__The data__.
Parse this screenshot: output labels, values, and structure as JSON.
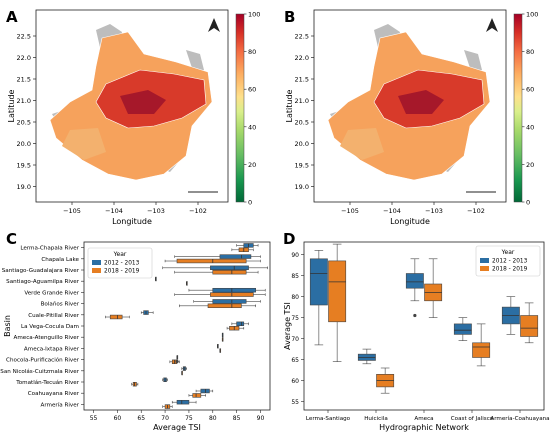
{
  "panels": {
    "A": {
      "letter": "A"
    },
    "B": {
      "letter": "B"
    },
    "C": {
      "letter": "C"
    },
    "D": {
      "letter": "D"
    }
  },
  "maps": {
    "xlabel": "Longitude",
    "ylabel": "Latitude",
    "xticks": [
      "−105",
      "−104",
      "−103",
      "−102"
    ],
    "yticks": [
      "22.5",
      "22.0",
      "21.5",
      "21.0",
      "20.5",
      "20.0",
      "19.5",
      "19.0"
    ],
    "colorbar_ticks": [
      "100",
      "80",
      "60",
      "40",
      "20",
      "0"
    ],
    "colorbar_colors": [
      "#a50026",
      "#d73027",
      "#f46d43",
      "#fdae61",
      "#fee08b",
      "#d9ef8b",
      "#a6d96a",
      "#66bd63",
      "#1a9850",
      "#006837"
    ]
  },
  "colors": {
    "series_2012": "#2b6ea3",
    "series_2018": "#e67e22"
  },
  "chart_data": [
    {
      "type": "box",
      "orientation": "horizontal",
      "xlabel": "Average TSI",
      "ylabel": "Basin",
      "xlim": [
        53,
        92
      ],
      "xticks": [
        55,
        60,
        65,
        70,
        75,
        80,
        85,
        90
      ],
      "legend": {
        "title": "Year",
        "placement": "top-left"
      },
      "series_names": [
        "2012 - 2013",
        "2018 - 2019"
      ],
      "categories": [
        "Lerma-Chapala River",
        "Chapala Lake",
        "Santiago-Guadalajara River",
        "Santiago-Aguamilpa River",
        "Verde Grande River",
        "Bolaños River",
        "Cuale-Pitillal River",
        "La Vega-Cocula Dam",
        "Ameca-Atenguillo River",
        "Ameca-Ixtapa River",
        "Chocola-Purificación River",
        "San Nicolás-Cuitzmala River",
        "Tomatlán-Tecuán River",
        "Coahuayana River",
        "Armería River"
      ],
      "boxes": [
        {
          "category": "Lerma-Chapala River",
          "series": 0,
          "whislo": 85,
          "q1": 86.5,
          "med": 87.5,
          "q3": 88.5,
          "whishi": 89.5
        },
        {
          "category": "Lerma-Chapala River",
          "series": 1,
          "whislo": 84,
          "q1": 85.5,
          "med": 86.5,
          "q3": 87.5,
          "whishi": 88.5
        },
        {
          "category": "Chapala Lake",
          "series": 0,
          "whislo": 72,
          "q1": 81.5,
          "med": 86,
          "q3": 88,
          "whishi": 90
        },
        {
          "category": "Chapala Lake",
          "series": 1,
          "whislo": 70,
          "q1": 72.5,
          "med": 80,
          "q3": 87,
          "whishi": 90
        },
        {
          "category": "Santiago-Guadalajara River",
          "series": 0,
          "whislo": 69.5,
          "q1": 79.5,
          "med": 84.5,
          "q3": 87.5,
          "whishi": 91.5
        },
        {
          "category": "Santiago-Guadalajara River",
          "series": 1,
          "whislo": 72,
          "q1": 80,
          "med": 84,
          "q3": 87,
          "whishi": 89.5
        },
        {
          "category": "Santiago-Aguamilpa River",
          "series": 0,
          "whislo": 68,
          "q1": 68,
          "med": 68,
          "q3": 68,
          "whishi": 68
        },
        {
          "category": "Santiago-Aguamilpa River",
          "series": 1,
          "whislo": 74.5,
          "q1": 74.5,
          "med": 74.5,
          "q3": 74.5,
          "whishi": 74.5
        },
        {
          "category": "Verde Grande River",
          "series": 0,
          "whislo": 75,
          "q1": 80,
          "med": 84,
          "q3": 89,
          "whishi": 91
        },
        {
          "category": "Verde Grande River",
          "series": 1,
          "whislo": 72,
          "q1": 79.5,
          "med": 84,
          "q3": 88.5,
          "whishi": 91
        },
        {
          "category": "Bolaños River",
          "series": 0,
          "whislo": 76,
          "q1": 80,
          "med": 84,
          "q3": 87,
          "whishi": 90
        },
        {
          "category": "Bolaños River",
          "series": 1,
          "whislo": 73,
          "q1": 79,
          "med": 84,
          "q3": 86,
          "whishi": 89
        },
        {
          "category": "Cuale-Pitillal River",
          "series": 0,
          "whislo": 65,
          "q1": 65.5,
          "med": 66,
          "q3": 66.5,
          "whishi": 67.5
        },
        {
          "category": "Cuale-Pitillal River",
          "series": 1,
          "whislo": 57.5,
          "q1": 58.5,
          "med": 60,
          "q3": 61,
          "whishi": 62.5
        },
        {
          "category": "La Vega-Cocula Dam",
          "series": 0,
          "whislo": 84,
          "q1": 85,
          "med": 86,
          "q3": 86.5,
          "whishi": 87.5
        },
        {
          "category": "La Vega-Cocula Dam",
          "series": 1,
          "whislo": 83,
          "q1": 83.5,
          "med": 84.5,
          "q3": 85.5,
          "whishi": 86.5
        },
        {
          "category": "Ameca-Atenguillo River",
          "series": 0,
          "whislo": 82,
          "q1": 82,
          "med": 82,
          "q3": 82,
          "whishi": 82
        },
        {
          "category": "Ameca-Atenguillo River",
          "series": 1,
          "whislo": 82,
          "q1": 82,
          "med": 82,
          "q3": 82,
          "whishi": 82
        },
        {
          "category": "Ameca-Ixtapa River",
          "series": 0,
          "whislo": 81,
          "q1": 81,
          "med": 81,
          "q3": 81,
          "whishi": 81
        },
        {
          "category": "Ameca-Ixtapa River",
          "series": 1,
          "whislo": 81.5,
          "q1": 81.5,
          "med": 81.5,
          "q3": 81.5,
          "whishi": 81.5
        },
        {
          "category": "Chocola-Purificación River",
          "series": 0,
          "whislo": 72.5,
          "q1": 72.5,
          "med": 72.5,
          "q3": 72.5,
          "whishi": 72.5
        },
        {
          "category": "Chocola-Purificación River",
          "series": 1,
          "whislo": 71,
          "q1": 71.5,
          "med": 72,
          "q3": 72.5,
          "whishi": 73
        },
        {
          "category": "San Nicolás-Cuitzmala River",
          "series": 0,
          "whislo": 73.5,
          "q1": 73.8,
          "med": 74,
          "q3": 74.3,
          "whishi": 74.5
        },
        {
          "category": "San Nicolás-Cuitzmala River",
          "series": 1,
          "whislo": 73.5,
          "q1": 73.5,
          "med": 73.5,
          "q3": 73.5,
          "whishi": 73.5
        },
        {
          "category": "Tomatlán-Tecuán River",
          "series": 0,
          "whislo": 69.5,
          "q1": 69.7,
          "med": 70,
          "q3": 70.3,
          "whishi": 70.5
        },
        {
          "category": "Tomatlán-Tecuán River",
          "series": 1,
          "whislo": 63,
          "q1": 63.3,
          "med": 63.6,
          "q3": 64,
          "whishi": 64.3
        },
        {
          "category": "Coahuayana River",
          "series": 0,
          "whislo": 76.5,
          "q1": 77.5,
          "med": 78.5,
          "q3": 79.3,
          "whishi": 80
        },
        {
          "category": "Coahuayana River",
          "series": 1,
          "whislo": 75,
          "q1": 75.8,
          "med": 76.5,
          "q3": 77.5,
          "whishi": 78.5
        },
        {
          "category": "Armería River",
          "series": 0,
          "whislo": 71.5,
          "q1": 72.5,
          "med": 73.5,
          "q3": 75,
          "whishi": 76.5
        },
        {
          "category": "Armería River",
          "series": 1,
          "whislo": 69.5,
          "q1": 70,
          "med": 70.5,
          "q3": 71,
          "whishi": 71.5
        }
      ],
      "outliers": [
        {
          "category": "Santiago-Guadalajara River",
          "series": 0,
          "value": 64.5
        },
        {
          "category": "Chocola-Purificación River",
          "series": 1,
          "value": 72.5
        }
      ]
    },
    {
      "type": "box",
      "orientation": "vertical",
      "xlabel": "Hydrographic Network",
      "ylabel": "Average TSI",
      "ylim": [
        53,
        93
      ],
      "yticks": [
        55,
        60,
        65,
        70,
        75,
        80,
        85,
        90
      ],
      "legend": {
        "title": "Year",
        "placement": "top-right"
      },
      "series_names": [
        "2012 - 2013",
        "2018 - 2019"
      ],
      "categories": [
        "Lerma-Santiago",
        "Huicicila",
        "Ameca",
        "Coast of Jalisco",
        "Armería-Coahuayana"
      ],
      "boxes": [
        {
          "category": "Lerma-Santiago",
          "series": 0,
          "whislo": 68.5,
          "q1": 78,
          "med": 85.5,
          "q3": 89,
          "whishi": 91
        },
        {
          "category": "Lerma-Santiago",
          "series": 1,
          "whislo": 64.5,
          "q1": 74,
          "med": 83.5,
          "q3": 88.5,
          "whishi": 92.5
        },
        {
          "category": "Huicicila",
          "series": 0,
          "whislo": 64,
          "q1": 64.8,
          "med": 65.5,
          "q3": 66.3,
          "whishi": 67.5
        },
        {
          "category": "Huicicila",
          "series": 1,
          "whislo": 57,
          "q1": 58.5,
          "med": 60,
          "q3": 61.5,
          "whishi": 63
        },
        {
          "category": "Ameca",
          "series": 0,
          "whislo": 79,
          "q1": 82,
          "med": 83.5,
          "q3": 85.5,
          "whishi": 89
        },
        {
          "category": "Ameca",
          "series": 1,
          "whislo": 75,
          "q1": 79,
          "med": 81,
          "q3": 83,
          "whishi": 89
        },
        {
          "category": "Coast of Jalisco",
          "series": 0,
          "whislo": 69.5,
          "q1": 71,
          "med": 72,
          "q3": 73.5,
          "whishi": 75
        },
        {
          "category": "Coast of Jalisco",
          "series": 1,
          "whislo": 63.5,
          "q1": 65.5,
          "med": 68,
          "q3": 69,
          "whishi": 73.5
        },
        {
          "category": "Armería-Coahuayana",
          "series": 0,
          "whislo": 71,
          "q1": 73.5,
          "med": 75.5,
          "q3": 77.5,
          "whishi": 80
        },
        {
          "category": "Armería-Coahuayana",
          "series": 1,
          "whislo": 69,
          "q1": 70.5,
          "med": 72.5,
          "q3": 75.5,
          "whishi": 78.5
        }
      ],
      "outliers": [
        {
          "category": "Ameca",
          "series": 0,
          "value": 75.5
        }
      ]
    }
  ]
}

__Problem to work on__. Search the listing for the word "orientation". Copy every line in which it occurs.

__Finished exercise__.
      "orientation": "horizontal",
      "orientation": "vertical",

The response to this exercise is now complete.